Consigne 1: Résumez en deux phrases le texte sur les terres rares au Vietnam.
Consigne 2: Dans les enregistrements, recopiez à l'identique les lignes qui vont de celle contenant « tangent-C <box>1095 900 1164 1155</box> » jusqu'à celle contenant « point-C <box>1116 1005 1132 1021</box> », ces deux lignes comprises.

Extrait de page:

▬▬▬

Les plans du Vietnam pour mettre fin à la domination de la Chine dans le domaine des terres rares
Le Vietnam prévoit de redémarrer sa plus grande mine de terres rares l’année prochaine avec un projet soutenu par l’Occident qui pourrait rivaliser avec la plus grande mine du monde, selon deux entreprises impliquées, dans le cadre d’une initiative plus large visant à réduire la domination de la Chine dans un secteur qui contribue à alimenter les technologies de pointe.
Cette initiative constituerait un pas en avant vers l’objectif du pays d’Asie du Sud-Est de mettre en place une chaîne d’approvisionnement en terres rares, notamment en développant sa capacité à raffiner les minerais pour en faire des métaux utilisés dans les aimants des véhicules électriques, des smartphones et des turbines éoliennes.
Dans un premier temps, le gouvernement vietnamien a l’intention de lancer des appels d’offres pour plusieurs blocs de sa mine de Dong Pao avant la fin de l’année, a déclaré Tessa Kutscher, cadre à la société australienne Blackstone Minerals Ltd, qui prévoit de faire une offre pour au moins une concession. Elle a cité des informations non publiées du ministère vietnamien des ressources naturelles et de l’environnement, qui n’a pas répondu aux demandes de commentaires.
La date de la vente aux enchères pourrait changer, mais le gouvernement prévoit de redémarrer la mine l’année prochaine, a déclaré Luu Anh Tuan, président de Vietnam Rare Earth JSC (VTRE), le principal raffineur du pays et le partenaire de Blackstone dans le projet.
La proposition de redémarrage de Dong Pao – dont le calendrier, l’ampleur et le degré de soutien financier étranger n’ont pas été signalés auparavant – intervient alors que de nombreux pays s’inquiètent de leur vulnérabilité aux ruptures d’approvisionnement dues à la mainmise de la Chine sur les minerais stratégiques et à ses différends avec les États-Unis et leurs alliés. Cette année, Pékin a imposé des restrictions à l’exportation de métaux mineurs utilisés dans les semi-conducteurs, ce qui, selon un conseiller politique chinois influent, n’est qu’un début.
Le Viêt Nam possède les deuxièmes plus grands gisements de terres rares, selon l’U.S. Geological Survey. Mais ces gisements sont restés largement inexploités, les investissements étant découragés par la faiblesse des prix, qui sont effectivement fixés par la Chine en raison de son quasi-monopole sur le marché mondial. En visite à Hanoï ce mois-ci pour améliorer les relations bilatérales, le président américain Joe Biden a signé un accord visant à renforcer la capacité du Viêt Nam à attirer les investisseurs pour ses réserves de terres rares.

▬▬▬

Enregistrements stockés:
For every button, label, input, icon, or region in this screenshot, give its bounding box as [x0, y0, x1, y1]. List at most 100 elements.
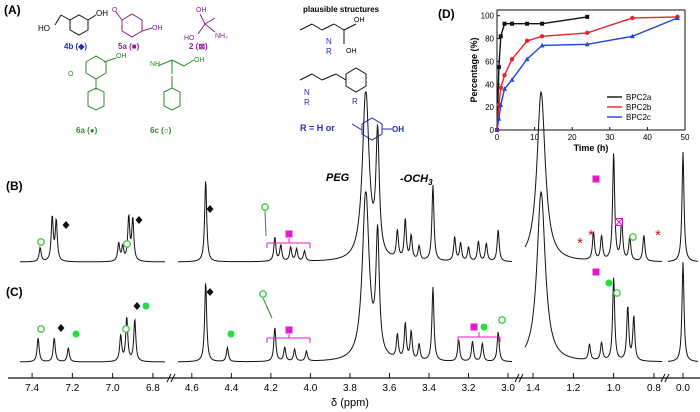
plausible-structure-2 [299, 67, 367, 93]
data-point-BPC2b [630, 15, 635, 21]
x-tick-label: 20 [568, 133, 577, 142]
series-line-BPC2c [496, 17, 678, 131]
label-5a: 5a (■) [118, 42, 140, 51]
chart-x-label: Time (h) [574, 143, 609, 153]
atom-oh-5a: OH [152, 25, 163, 32]
x-tick-label: 7.0 [106, 383, 120, 394]
plot-frame [496, 9, 686, 131]
bracket-b [266, 238, 311, 248]
series-line-BPC2b [496, 16, 678, 131]
y-tick-label: 100 [481, 12, 495, 21]
data-point-BPC2b [502, 72, 507, 78]
atom-oh-2: OH [196, 7, 207, 14]
diamond-marker [133, 302, 141, 310]
x-tick-label: 3.8 [343, 383, 357, 394]
x-tick-label: 0.0 [676, 383, 690, 394]
series-line-BPC2a [496, 16, 588, 131]
plausible-structure-1 [299, 23, 357, 44]
x-tick-label: 10 [530, 133, 539, 142]
spectrum-c-segment [667, 261, 699, 362]
axis-break [514, 373, 524, 383]
data-point-BPC2c [629, 33, 635, 39]
x-tick-label: 4.2 [264, 383, 278, 394]
label-2: 2 (⊠) [189, 42, 208, 51]
x-tick-label: 1.0 [607, 383, 621, 394]
open-circle-marker [613, 289, 621, 297]
axis-break [166, 373, 176, 383]
atom-n-2: N [304, 88, 310, 97]
y-tick-label: 20 [485, 103, 494, 112]
x-tick-label: 0 [495, 133, 500, 142]
x-tick-label: 3.2 [462, 383, 476, 394]
open-circle-marker [37, 238, 45, 246]
label-4b: 4b (◆) [64, 42, 87, 51]
atom-r-2: R [304, 98, 310, 107]
x-tick-label: 1.4 [526, 383, 540, 394]
x-axis: 7.4 7.2 7.0 6.8 4.6 4.4 4.2 4.0 3.8 3.6 3.4 3.2 3.0 1… [8, 373, 700, 394]
structure-r-phenol [351, 117, 392, 141]
data-point-BPC2c [509, 77, 515, 82]
data-point-BPC2a [510, 21, 515, 26]
spectrum-c-segment [178, 191, 512, 363]
diamond-marker [57, 324, 65, 332]
x-tick-label: 3.6 [383, 383, 397, 394]
spectrum-b-segment [178, 91, 512, 263]
panel-c-label: (C) [6, 285, 23, 299]
impurity-asterisk: * [588, 227, 594, 244]
x-tick-label: 4.4 [224, 383, 238, 394]
open-circle-marker [261, 203, 269, 211]
x-tick-label: 3.4 [422, 383, 436, 394]
x-tick-label: 4.0 [303, 383, 317, 394]
atom-oh-p1b: OH [346, 48, 357, 55]
data-point-BPC2a [496, 65, 501, 70]
och3-text: -OCH [400, 173, 429, 185]
panel-a-label: (A) [4, 3, 21, 17]
label-6c: 6c (○) [150, 126, 172, 135]
square-marker [285, 230, 293, 238]
diamond-marker [206, 205, 214, 213]
impurity-asterisk: * [577, 235, 583, 252]
axis-break [660, 373, 670, 383]
atom-o-6a: O [68, 71, 74, 78]
x-tick-label: 3.0 [501, 383, 515, 394]
open-circle-marker [37, 325, 45, 333]
atom-oh-6a: OH [116, 53, 127, 60]
circle-marker [142, 302, 150, 310]
x-tick-label: 30 [605, 133, 614, 142]
atom-o-5a: O [112, 7, 118, 14]
legend-label-BPC2a: BPC2a [626, 93, 652, 102]
data-point-BPC2c [539, 42, 545, 48]
x-tick-label: 4.6 [185, 383, 199, 394]
square-marker [470, 323, 478, 331]
data-point-BPC2c [496, 115, 502, 121]
leader-line-b [264, 210, 267, 237]
diamond-marker [206, 288, 214, 296]
data-point-BPC2b [539, 34, 545, 39]
plausible-title: plausible structures [303, 5, 380, 14]
data-point-BPC2b [585, 30, 590, 36]
square-marker [592, 268, 600, 276]
panel-d-label: (D) [438, 7, 455, 21]
spectrum-c-segment [524, 190, 662, 362]
x-tick-label: 50 [681, 133, 690, 142]
legend-label-BPC2c: BPC2c [626, 113, 651, 122]
peg-annotation: PEG [326, 172, 350, 184]
data-point-BPC2a [540, 21, 545, 26]
atom-ho-2: HO [184, 35, 195, 42]
bracket-c2 [457, 332, 501, 342]
atom-nh-6c: NH [150, 61, 160, 68]
circle-marker [227, 330, 235, 338]
spectrum-b-segment [668, 151, 698, 262]
x-axis-label: δ (ppm) [331, 397, 369, 409]
atom-nh2-2: NH₂ [215, 33, 228, 40]
circle-marker [480, 323, 488, 331]
data-point-BPC2c [502, 86, 507, 91]
data-point-BPC2c [498, 102, 504, 107]
open-circle-marker [122, 325, 130, 333]
square-marker [592, 175, 600, 183]
spectrum-b-segment [20, 213, 165, 263]
open-circle-marker [629, 233, 637, 241]
atom-oh-r: OH [392, 125, 404, 134]
x-tick-group: 7.4 7.2 7.0 6.8 4.6 4.4 4.2 4.0 3.8 3.6 3.4 3.2 3.0 1… [25, 373, 690, 394]
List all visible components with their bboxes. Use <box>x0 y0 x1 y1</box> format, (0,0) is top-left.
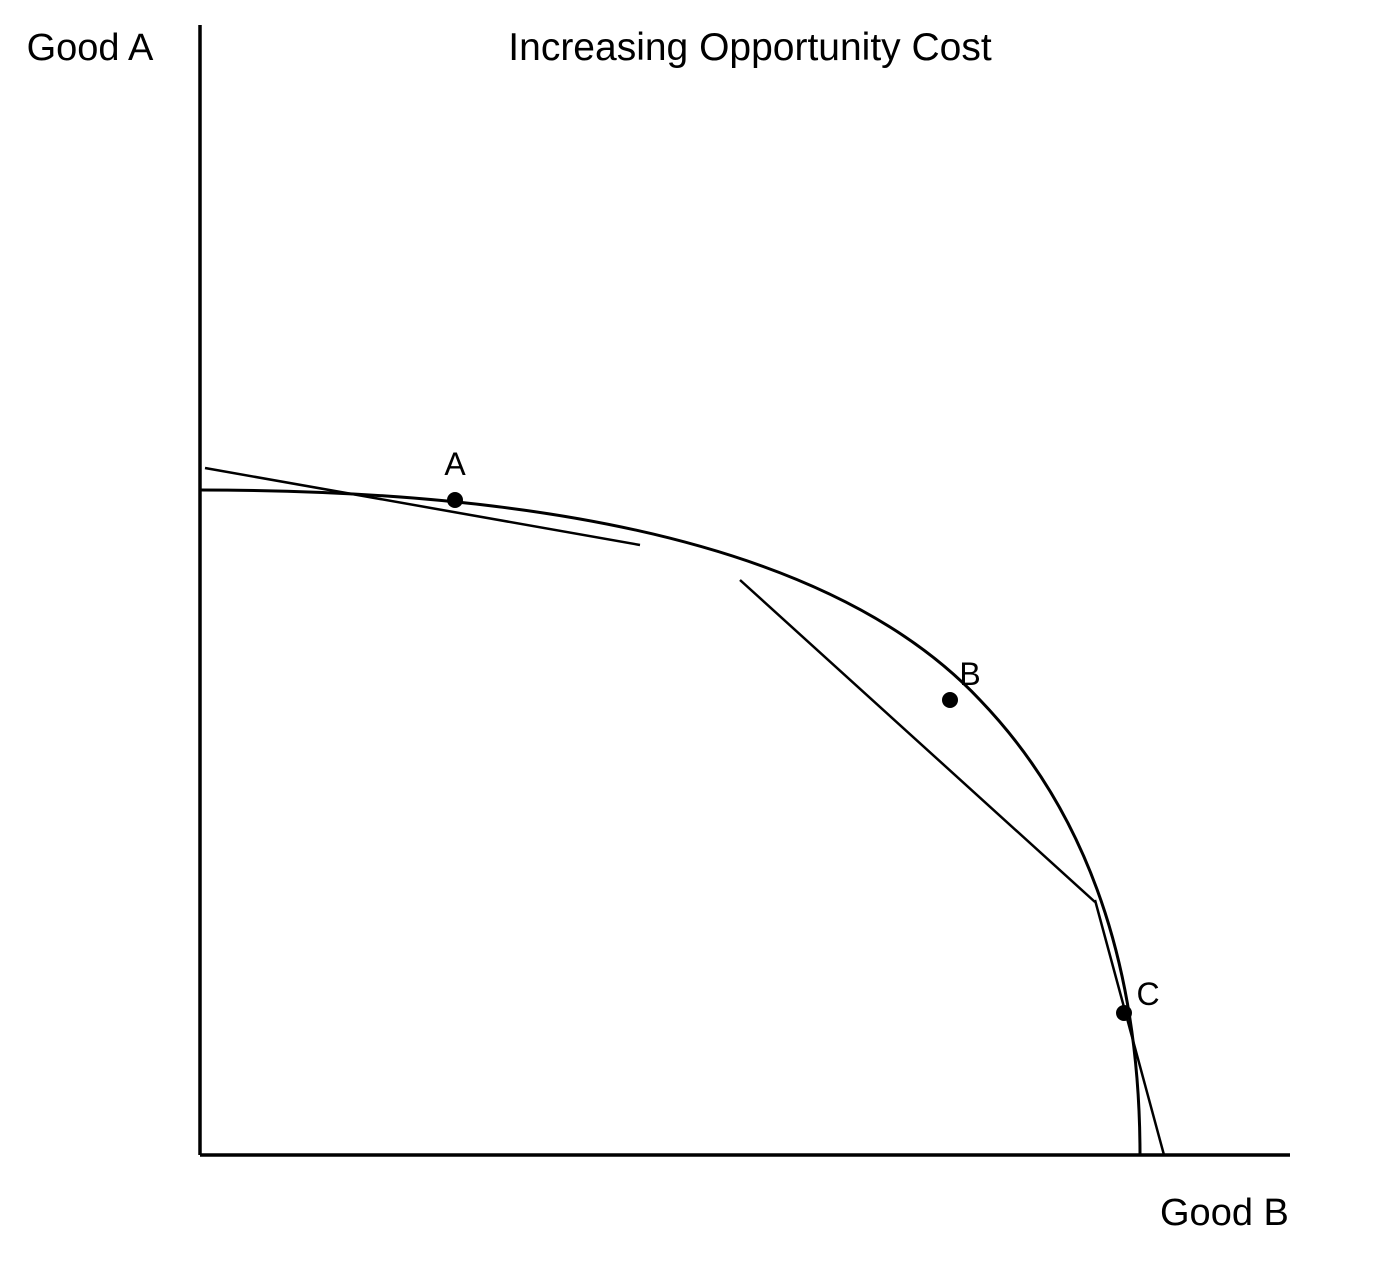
tangent-C <box>1095 900 1164 1155</box>
ppf-curve <box>200 490 1140 1155</box>
point-B <box>942 692 958 708</box>
point-label-B: B <box>959 656 980 692</box>
point-A <box>447 492 463 508</box>
chart-title: Increasing Opportunity Cost <box>508 26 992 69</box>
x-axis-label: Good B <box>1160 1192 1289 1234</box>
ppf-chart: Increasing Opportunity Cost Good A Good … <box>0 0 1376 1271</box>
tangent-lines <box>205 468 1164 1155</box>
point-label-A: A <box>444 446 466 482</box>
y-axis-label: Good A <box>27 27 154 69</box>
point-C <box>1116 1005 1132 1021</box>
tangent-A <box>205 468 640 545</box>
tangent-B <box>740 580 1095 902</box>
point-label-C: C <box>1136 976 1159 1012</box>
curve-points: A B C <box>444 446 1159 1021</box>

▬▬▬

Sortie complète 1: Le Vietnam prévoit de redémarrer l'année prochaine sa plus grande mine de terres rares, Dong Pao, avec un projet soutenu par l'Occident, dans le cadre d'une initiative visant à réduire la domination de la Chine dans ce secteur. Selon l'U.S. Geological Survey, le pays possède les deuxièmes plus grands gisements de terres rares, restés largement inexploités à cause de prix faibles fixés de fait par la Chine, et le président américain Joe Biden a signé à Hanoï un accord visant à renforcer la capacité du Vietnam à attirer des investisseurs.

Sortie complète 2:
tangent-C <box>1095 900 1164 1155</box>
ppf-curve <box>200 490 1140 1155</box>
point-B <box>942 692 958 708</box>
point-label-B: B <box>959 656 980 692</box>
point-A <box>447 492 463 508</box>
chart-title: Increasing Opportunity Cost <box>508 26 992 69</box>
x-axis-label: Good B <box>1160 1192 1289 1234</box>
ppf-chart: Increasing Opportunity Cost Good A Good … <box>0 0 1376 1271</box>
tangent-lines <box>205 468 1164 1155</box>
point-label-A: A <box>444 446 466 482</box>
y-axis-label: Good A <box>27 27 154 69</box>
point-C <box>1116 1005 1132 1021</box>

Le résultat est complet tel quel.